» **Exercise requirements**: Go through each line of the records below and count those with the word "μακρά"; give only the total.

» **Material to process**:
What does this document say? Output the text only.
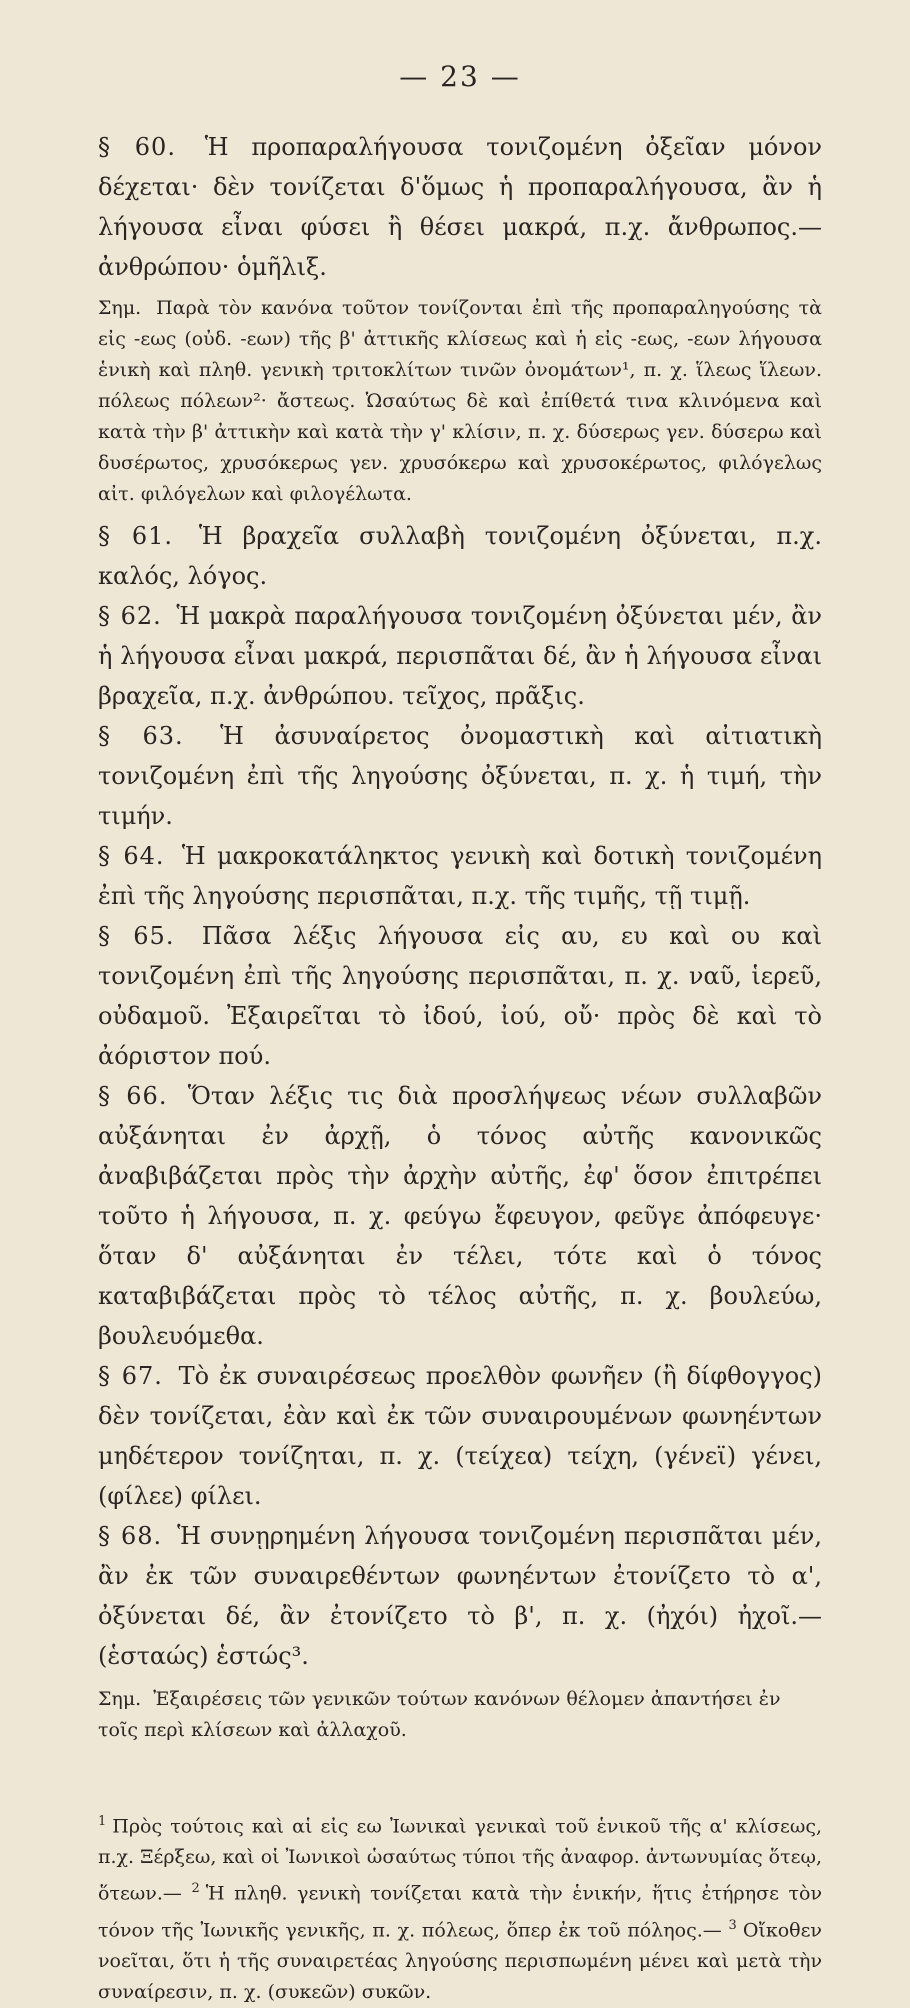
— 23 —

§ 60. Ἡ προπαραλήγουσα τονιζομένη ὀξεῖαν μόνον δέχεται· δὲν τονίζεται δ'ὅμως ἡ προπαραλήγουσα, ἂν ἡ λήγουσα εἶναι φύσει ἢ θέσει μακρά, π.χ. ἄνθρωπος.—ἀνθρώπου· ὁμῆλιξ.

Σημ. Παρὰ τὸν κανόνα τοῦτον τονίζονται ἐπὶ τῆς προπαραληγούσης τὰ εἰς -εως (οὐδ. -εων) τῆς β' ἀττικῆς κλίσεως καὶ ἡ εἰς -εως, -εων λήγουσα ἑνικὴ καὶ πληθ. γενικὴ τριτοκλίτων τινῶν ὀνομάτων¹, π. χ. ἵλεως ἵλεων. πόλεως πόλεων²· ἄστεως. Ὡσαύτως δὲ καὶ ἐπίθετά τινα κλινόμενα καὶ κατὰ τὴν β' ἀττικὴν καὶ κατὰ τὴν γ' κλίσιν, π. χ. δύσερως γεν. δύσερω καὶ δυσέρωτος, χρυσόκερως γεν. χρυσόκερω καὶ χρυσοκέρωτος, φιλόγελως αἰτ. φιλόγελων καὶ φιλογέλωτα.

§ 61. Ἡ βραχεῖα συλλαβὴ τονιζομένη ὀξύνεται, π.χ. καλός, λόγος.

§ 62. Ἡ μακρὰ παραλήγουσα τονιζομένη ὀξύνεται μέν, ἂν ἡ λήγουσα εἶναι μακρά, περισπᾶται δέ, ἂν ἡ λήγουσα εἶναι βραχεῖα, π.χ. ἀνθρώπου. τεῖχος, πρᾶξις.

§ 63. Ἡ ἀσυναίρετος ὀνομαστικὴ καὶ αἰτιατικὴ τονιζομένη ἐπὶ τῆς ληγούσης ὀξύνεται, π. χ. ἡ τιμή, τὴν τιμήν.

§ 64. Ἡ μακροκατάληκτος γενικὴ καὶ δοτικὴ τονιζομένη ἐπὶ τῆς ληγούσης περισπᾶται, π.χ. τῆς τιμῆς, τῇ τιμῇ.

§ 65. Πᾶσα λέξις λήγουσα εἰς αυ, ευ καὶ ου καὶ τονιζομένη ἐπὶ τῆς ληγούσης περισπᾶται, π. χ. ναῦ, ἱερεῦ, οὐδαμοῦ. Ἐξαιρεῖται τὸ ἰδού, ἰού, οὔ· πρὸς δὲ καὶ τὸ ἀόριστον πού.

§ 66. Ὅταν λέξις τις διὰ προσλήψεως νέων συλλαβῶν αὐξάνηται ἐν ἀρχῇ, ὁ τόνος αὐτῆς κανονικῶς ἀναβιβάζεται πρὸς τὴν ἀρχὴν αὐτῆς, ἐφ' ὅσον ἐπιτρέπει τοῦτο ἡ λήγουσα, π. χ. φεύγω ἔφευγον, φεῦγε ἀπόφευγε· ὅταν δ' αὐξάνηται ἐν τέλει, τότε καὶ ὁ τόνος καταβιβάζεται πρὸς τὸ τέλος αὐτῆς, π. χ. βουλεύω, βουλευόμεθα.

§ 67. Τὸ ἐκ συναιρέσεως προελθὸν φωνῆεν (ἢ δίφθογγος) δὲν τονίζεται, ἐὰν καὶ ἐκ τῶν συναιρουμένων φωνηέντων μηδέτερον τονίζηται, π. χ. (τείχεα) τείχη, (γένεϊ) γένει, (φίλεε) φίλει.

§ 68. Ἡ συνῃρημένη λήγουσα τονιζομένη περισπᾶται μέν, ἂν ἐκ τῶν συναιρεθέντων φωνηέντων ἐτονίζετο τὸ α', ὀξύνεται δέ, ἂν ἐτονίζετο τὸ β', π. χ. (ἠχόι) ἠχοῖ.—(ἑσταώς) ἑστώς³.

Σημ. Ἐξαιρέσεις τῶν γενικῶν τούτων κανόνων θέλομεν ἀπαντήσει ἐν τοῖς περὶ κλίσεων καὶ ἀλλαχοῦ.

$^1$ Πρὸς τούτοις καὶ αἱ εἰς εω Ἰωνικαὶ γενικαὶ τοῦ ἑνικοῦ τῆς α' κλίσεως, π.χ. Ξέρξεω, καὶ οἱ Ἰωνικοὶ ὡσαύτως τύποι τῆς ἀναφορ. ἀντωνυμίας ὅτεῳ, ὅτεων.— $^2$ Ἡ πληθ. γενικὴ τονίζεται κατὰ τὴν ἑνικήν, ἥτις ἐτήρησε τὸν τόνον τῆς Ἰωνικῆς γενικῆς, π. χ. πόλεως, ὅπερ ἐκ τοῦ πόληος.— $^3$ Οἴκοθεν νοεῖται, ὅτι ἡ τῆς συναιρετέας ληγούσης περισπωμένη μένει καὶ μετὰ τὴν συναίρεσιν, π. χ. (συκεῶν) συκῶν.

--

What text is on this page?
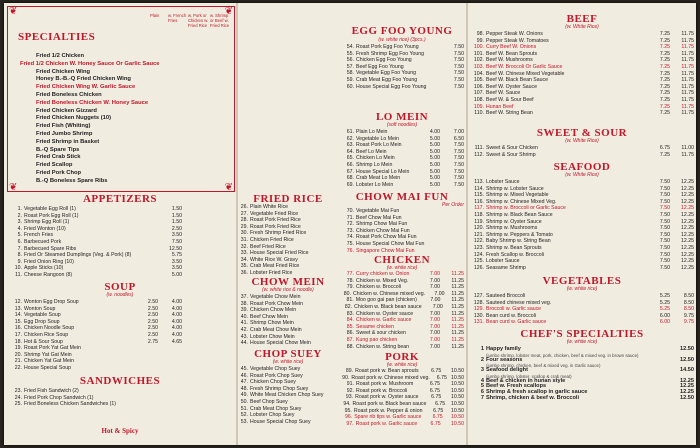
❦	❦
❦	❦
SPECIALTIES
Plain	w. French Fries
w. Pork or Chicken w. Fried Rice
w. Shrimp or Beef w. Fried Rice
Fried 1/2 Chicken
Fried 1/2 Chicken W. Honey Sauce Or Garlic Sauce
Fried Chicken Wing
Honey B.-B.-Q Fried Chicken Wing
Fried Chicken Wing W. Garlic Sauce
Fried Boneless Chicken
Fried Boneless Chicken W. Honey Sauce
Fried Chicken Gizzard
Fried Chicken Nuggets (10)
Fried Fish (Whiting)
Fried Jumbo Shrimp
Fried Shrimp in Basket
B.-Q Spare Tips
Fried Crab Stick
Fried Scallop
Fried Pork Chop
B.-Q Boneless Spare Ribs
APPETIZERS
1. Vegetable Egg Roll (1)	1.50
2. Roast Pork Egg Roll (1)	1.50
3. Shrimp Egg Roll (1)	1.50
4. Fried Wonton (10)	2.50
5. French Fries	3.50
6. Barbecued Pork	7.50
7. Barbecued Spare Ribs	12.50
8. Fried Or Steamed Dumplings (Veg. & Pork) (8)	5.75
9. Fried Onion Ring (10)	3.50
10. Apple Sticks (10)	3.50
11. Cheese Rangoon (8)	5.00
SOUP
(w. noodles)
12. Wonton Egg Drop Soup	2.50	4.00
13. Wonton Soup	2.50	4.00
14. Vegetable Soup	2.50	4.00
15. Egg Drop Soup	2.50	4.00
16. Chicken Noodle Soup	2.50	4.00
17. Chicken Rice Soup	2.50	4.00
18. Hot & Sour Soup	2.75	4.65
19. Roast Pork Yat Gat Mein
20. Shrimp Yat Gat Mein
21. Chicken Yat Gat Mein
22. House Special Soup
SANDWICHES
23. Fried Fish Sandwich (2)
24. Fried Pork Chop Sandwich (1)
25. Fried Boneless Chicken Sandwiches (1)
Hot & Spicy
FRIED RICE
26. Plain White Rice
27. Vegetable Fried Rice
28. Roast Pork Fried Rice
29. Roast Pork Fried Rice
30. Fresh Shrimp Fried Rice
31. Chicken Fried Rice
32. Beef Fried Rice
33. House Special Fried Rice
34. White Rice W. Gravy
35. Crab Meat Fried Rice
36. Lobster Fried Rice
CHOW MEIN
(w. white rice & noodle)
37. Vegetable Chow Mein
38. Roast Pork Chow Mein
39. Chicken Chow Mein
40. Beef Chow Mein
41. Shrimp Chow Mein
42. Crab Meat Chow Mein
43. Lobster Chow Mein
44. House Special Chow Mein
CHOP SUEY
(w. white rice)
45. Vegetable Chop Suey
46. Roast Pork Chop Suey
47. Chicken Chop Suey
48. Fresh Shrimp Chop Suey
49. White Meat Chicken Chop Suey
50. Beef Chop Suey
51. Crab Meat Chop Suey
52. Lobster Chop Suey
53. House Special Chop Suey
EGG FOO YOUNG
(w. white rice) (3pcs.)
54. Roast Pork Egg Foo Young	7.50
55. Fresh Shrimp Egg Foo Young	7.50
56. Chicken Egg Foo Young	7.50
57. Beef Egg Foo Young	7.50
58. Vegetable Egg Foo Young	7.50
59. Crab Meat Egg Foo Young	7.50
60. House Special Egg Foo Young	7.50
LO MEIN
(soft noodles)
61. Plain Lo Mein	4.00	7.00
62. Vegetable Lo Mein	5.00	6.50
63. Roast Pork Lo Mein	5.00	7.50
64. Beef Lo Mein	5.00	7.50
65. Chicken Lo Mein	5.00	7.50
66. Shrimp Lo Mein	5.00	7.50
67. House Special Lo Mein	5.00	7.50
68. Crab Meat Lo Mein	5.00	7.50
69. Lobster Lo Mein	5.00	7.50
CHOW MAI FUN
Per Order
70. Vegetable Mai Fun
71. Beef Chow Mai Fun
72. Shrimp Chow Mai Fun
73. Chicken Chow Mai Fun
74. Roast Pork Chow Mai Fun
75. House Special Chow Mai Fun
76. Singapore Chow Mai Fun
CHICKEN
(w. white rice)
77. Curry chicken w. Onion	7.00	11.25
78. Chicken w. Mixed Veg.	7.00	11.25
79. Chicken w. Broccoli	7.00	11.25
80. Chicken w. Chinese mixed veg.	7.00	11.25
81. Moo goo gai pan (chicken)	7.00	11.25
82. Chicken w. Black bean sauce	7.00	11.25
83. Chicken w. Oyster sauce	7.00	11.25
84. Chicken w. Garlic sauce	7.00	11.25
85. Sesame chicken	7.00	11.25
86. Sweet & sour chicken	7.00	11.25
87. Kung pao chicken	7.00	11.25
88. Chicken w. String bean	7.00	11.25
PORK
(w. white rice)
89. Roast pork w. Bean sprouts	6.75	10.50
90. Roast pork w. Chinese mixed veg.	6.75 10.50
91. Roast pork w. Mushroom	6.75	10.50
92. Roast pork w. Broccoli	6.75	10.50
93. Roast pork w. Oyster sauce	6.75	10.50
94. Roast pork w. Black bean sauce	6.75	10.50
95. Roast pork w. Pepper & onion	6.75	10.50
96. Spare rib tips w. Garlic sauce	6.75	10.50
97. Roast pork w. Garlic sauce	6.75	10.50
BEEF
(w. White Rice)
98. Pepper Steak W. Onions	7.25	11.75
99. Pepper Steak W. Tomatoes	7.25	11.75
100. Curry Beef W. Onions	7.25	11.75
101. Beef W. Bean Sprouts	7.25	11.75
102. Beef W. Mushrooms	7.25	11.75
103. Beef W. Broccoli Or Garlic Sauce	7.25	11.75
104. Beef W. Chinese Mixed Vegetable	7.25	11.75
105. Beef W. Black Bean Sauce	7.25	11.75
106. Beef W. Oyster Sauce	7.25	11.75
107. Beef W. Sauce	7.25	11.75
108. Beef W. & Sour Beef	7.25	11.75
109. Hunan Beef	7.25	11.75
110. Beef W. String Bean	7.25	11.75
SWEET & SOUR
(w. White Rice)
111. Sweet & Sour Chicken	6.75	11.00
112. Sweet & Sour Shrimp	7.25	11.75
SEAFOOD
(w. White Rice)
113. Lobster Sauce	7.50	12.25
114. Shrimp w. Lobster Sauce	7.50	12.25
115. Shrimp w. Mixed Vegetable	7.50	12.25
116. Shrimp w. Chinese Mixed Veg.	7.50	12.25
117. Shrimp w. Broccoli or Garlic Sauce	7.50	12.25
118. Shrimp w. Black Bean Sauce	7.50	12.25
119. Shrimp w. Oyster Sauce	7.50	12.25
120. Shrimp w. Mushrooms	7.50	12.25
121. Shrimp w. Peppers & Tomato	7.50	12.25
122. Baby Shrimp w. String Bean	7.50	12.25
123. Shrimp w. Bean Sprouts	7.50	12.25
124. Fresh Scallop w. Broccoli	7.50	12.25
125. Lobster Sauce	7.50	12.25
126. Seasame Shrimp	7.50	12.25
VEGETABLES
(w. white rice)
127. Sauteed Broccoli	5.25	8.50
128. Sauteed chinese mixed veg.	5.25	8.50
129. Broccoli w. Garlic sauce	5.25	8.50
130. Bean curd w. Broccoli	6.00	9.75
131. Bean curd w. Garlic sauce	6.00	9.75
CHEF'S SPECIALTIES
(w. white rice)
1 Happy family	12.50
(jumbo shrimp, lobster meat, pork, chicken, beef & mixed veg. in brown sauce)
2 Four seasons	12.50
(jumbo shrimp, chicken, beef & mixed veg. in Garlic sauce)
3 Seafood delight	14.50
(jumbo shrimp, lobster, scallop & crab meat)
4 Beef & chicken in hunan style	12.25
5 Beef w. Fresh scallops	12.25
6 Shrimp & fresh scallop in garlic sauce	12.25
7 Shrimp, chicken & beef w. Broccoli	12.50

» **Solved exercise**: 2